WHAT YOU WILL DO -
A – Rewrite the extract's paragraph beginning "After the first 6 cycles of combination chemotherapy" as a short bulleted list that keeps its main facts.
B – Write out the part of the extract that begins at the words "Figure 1 CK5/6" and stops after "growth factor receptor.".

EXTRACT -
[Start of Attachment]

Clinicopathological features

After the first 6 cycles of combination chemotherapy, 115 patients (70.12%, 115/164) had achieved disease control. Subsequently, 56 patients received maintenance therapy with capecitabine and 59 patients underwent observation alone. The maintenance group included 39 premenopausal women, and the observation group included 44 premenopausal women. The median ages in the maintenance and observation groups were 56 years and 54 years, respectively. All patients had an ECOG score of 0–1, and most patients in both groups had multiple metastatic sites and visceral metastases. More than 80% of the patients underwent surgical resection and received adjuvant/neoadjuvant chemotherapy. CK5/6 and EGFR were negatively expressed in nearly 20% of cases (Figure 1). The clinicopathological features of the patients are shown in Table 1.

Figure 1 CK5/6 and EGFR expression by immunohistochemistry. (A,B) CK5/6 positive/negative staining; (C,D) EGFR positive/negative staining. EGFR, epidermal growth factor receptor.

Efficacy analysis

In the 164 patients investigated, the objective response rate and the disease control rate after the first 6 cycles of combination therapy were 51.83% (85/164) and 70.12% (115/164), respectively. As of the deadline for follow-up (August 31, 2019), 9 patients in the maintenance group were still alive, and 4 were alive in the observation group. In the maintenance group, the median follow-up time was 29.8 months, the mPFS was 7.3 months, and the mOS was 22.4 months. In the observation group, the median follow-up time was 26.1 months, the mPFS was 5.7 months, and the mOS was 17.9 months. Maintenance therapy significantly prolonged the mPFS time by 1.6 months (P=0.0016) (Figure 2) and the mOS time by 4.5 months (P=0.0055) (Figure 3A). For all 115 patients, those with basal-like TNBC had a shorter survival time than those with non-basal-like TNBC (18.6 vs. 27.4 months, P=0.0062) (Figure 3B). In the maintenance group, the OS of non-basal-like TNBC patients was 9.4 months longer than that of basal-like TNBC patients (30.2 vs. 20.8 months, P=0.0285) (Figure 3C), whereas in the observation group, the OS of non-basal-like TNBC patients was 5.8 months longer than that of basal-like TNBC patients, although the difference was not significant (22.3 vs. 16.5 months, P=0.0658) (Figure 3D). Maintenance with capecitabine significantly prolonged the OS of patients with non-basal-like TNBC (30.2 vs. 22.3 months, P=0.0257) (Figure 4A), but no significant difference was observed in basal-like TNBC patients (20.8 vs. 16.5 months, P=0.0541) (Figure 4B). In the maintenance group, the OS benefit was found to be present in patients over 50 years of age (P=0.005), in those with visceral metastases (P=0.035), in those with a response to initial therapy (P=0.017), and in those with CK5/6- and/or EGFR-negative cancer (P=0.032) (Table 2). Age, visceral metastases, response to initial therapy, maintenance therapy, and CK5/6 and EGFR status were independent prognostic factors.

[End of Attachment]

ENTRIES PROVIDED -
[Start of Attachment]

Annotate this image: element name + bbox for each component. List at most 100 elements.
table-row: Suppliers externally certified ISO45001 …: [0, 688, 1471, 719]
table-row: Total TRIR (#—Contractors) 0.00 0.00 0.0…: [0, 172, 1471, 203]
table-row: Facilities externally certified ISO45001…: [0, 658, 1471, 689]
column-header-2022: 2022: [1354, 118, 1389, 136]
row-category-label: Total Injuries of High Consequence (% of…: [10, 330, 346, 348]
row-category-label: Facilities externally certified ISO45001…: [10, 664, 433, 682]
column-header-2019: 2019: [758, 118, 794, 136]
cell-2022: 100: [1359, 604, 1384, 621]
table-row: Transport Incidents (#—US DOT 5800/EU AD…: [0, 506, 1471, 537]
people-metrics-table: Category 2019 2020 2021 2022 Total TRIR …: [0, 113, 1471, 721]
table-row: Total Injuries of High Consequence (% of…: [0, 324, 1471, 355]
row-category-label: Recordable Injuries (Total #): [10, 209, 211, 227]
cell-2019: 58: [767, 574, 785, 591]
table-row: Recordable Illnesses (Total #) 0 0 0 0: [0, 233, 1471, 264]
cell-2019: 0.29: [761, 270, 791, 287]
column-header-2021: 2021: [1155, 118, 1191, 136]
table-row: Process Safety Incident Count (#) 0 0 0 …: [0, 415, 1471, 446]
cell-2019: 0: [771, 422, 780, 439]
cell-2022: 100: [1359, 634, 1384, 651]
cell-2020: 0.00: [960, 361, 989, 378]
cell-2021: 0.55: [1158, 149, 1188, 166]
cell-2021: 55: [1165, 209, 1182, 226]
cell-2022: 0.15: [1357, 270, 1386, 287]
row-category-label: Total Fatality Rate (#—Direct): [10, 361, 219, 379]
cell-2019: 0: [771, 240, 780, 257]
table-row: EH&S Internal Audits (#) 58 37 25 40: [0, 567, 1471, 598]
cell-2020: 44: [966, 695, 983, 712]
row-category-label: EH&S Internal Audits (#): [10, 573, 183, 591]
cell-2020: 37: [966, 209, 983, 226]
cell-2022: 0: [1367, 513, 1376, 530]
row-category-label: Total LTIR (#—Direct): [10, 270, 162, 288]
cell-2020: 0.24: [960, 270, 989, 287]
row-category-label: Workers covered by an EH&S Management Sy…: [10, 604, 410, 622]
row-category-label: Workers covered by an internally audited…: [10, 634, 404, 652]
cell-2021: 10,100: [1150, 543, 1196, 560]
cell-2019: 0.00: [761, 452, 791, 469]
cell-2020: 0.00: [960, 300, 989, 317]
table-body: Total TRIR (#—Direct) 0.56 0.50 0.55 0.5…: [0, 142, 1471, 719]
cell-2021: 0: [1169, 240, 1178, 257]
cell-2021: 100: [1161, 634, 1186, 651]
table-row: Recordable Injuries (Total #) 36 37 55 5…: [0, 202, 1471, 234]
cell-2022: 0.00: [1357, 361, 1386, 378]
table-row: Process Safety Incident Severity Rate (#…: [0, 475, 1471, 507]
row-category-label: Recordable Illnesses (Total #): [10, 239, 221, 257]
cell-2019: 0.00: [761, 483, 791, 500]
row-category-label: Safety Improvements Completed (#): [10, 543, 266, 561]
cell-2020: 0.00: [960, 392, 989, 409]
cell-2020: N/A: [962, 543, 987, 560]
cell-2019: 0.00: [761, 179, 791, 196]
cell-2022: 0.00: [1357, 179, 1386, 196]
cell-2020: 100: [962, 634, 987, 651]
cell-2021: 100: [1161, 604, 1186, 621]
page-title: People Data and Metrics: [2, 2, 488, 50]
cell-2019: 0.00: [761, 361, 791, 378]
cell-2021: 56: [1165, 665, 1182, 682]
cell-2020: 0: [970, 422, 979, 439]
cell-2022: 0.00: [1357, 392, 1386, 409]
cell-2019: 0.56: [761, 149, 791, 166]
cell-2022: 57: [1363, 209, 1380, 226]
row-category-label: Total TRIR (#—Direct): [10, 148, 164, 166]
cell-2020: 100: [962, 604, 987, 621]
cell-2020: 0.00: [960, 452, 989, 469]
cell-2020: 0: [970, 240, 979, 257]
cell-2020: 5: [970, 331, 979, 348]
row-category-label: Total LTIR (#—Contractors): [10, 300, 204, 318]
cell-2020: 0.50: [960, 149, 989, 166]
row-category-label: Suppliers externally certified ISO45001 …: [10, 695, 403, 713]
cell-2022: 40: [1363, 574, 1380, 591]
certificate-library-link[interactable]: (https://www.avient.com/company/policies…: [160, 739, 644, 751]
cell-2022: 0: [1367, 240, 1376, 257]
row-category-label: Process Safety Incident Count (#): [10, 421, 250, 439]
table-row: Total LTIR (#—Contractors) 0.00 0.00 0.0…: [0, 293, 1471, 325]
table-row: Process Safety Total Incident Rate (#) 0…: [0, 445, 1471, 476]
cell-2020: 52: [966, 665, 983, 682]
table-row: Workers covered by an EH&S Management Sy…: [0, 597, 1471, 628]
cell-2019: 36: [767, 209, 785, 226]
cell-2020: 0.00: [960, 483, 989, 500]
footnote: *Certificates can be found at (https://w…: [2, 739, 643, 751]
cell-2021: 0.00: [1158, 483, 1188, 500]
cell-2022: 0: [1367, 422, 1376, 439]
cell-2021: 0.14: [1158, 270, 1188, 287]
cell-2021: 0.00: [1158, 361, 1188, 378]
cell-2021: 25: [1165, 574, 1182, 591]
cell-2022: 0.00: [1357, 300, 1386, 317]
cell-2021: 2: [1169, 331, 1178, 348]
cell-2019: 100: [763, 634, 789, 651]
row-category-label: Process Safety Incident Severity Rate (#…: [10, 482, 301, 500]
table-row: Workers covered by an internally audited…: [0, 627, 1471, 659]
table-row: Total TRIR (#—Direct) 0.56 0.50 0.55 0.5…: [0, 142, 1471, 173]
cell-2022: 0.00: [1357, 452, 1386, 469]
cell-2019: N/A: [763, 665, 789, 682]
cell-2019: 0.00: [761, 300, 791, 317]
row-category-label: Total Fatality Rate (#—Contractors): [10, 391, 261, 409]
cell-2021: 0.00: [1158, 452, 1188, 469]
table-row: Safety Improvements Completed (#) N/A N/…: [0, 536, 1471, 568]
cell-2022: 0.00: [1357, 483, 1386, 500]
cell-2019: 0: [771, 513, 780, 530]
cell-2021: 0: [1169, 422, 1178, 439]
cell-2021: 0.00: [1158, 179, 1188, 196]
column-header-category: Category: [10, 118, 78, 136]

[End of Attachment]

EXPECTED OUTPUTS -
A –
- After 6 cycles of combination chemotherapy, 115 of 164 patients (70.12%) achieved disease control.
- Of these, 56 received capecitabine maintenance and 59 underwent observation alone.
- Premenopausal women: 39 in the maintenance group, 44 in the observation group.
- Median age: 56 years (maintenance) and 54 years (observation).
- All patients had an ECOG score of 0–1, and most in both groups had multiple metastatic sites and visceral metastases.
- Over 80% had surgical resection and adjuvant/neoadjuvant chemotherapy.
- CK5/6 and EGFR were negative in nearly 20% of cases (Figure 1).
- Table 1 gives the full clinicopathological features.

B –
Figure 1 CK5/6 and EGFR expression by immunohistochemistry. (A,B) CK5/6 positive/negative staining; (C,D) EGFR positive/negative staining. EGFR, epidermal growth factor receptor.